* **Goal**:
Scan the lines below for the word "Deidamia". Copy each line you find it in.
— Begin Supplied material —
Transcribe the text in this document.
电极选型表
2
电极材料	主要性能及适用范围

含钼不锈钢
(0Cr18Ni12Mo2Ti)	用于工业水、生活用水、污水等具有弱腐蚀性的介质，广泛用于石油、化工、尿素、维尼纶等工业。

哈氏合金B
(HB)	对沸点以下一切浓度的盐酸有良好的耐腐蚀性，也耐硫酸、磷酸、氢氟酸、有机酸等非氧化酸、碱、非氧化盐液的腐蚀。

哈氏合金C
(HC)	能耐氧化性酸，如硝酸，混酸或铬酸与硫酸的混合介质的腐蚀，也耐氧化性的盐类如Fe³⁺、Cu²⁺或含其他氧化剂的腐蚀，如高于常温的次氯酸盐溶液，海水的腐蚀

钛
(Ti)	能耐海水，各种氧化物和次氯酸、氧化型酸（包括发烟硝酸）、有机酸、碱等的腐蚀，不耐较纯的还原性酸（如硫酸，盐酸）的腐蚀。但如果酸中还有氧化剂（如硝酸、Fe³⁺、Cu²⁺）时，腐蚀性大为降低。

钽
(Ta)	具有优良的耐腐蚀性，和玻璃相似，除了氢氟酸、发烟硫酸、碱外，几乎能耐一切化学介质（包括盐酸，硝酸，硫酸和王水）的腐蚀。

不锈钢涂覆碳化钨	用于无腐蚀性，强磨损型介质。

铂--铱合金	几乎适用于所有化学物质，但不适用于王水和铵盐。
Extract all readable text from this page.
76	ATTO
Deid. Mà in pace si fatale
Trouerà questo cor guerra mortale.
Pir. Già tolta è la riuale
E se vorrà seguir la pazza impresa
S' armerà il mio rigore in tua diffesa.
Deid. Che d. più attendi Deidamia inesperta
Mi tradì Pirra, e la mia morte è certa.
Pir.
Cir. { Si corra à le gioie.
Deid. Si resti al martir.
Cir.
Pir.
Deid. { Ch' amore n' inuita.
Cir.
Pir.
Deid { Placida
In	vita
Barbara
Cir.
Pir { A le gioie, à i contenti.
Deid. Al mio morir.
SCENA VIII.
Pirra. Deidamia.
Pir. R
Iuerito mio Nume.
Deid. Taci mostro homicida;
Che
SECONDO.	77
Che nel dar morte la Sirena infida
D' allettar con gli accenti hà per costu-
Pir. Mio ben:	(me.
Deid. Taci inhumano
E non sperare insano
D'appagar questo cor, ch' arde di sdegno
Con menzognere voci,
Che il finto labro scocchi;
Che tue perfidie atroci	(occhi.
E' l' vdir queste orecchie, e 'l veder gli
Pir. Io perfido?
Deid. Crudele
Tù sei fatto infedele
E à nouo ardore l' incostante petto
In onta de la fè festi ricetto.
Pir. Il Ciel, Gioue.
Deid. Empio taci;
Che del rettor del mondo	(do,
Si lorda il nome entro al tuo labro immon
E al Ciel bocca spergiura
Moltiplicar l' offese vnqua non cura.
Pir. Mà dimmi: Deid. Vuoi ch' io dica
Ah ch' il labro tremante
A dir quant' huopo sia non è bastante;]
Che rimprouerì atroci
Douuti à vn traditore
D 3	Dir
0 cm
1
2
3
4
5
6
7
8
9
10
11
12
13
— End Supplied material —
* **Output for this task**:
Deid. Che d. più attendi Deidamia inesperta
Pirra. Deidamia.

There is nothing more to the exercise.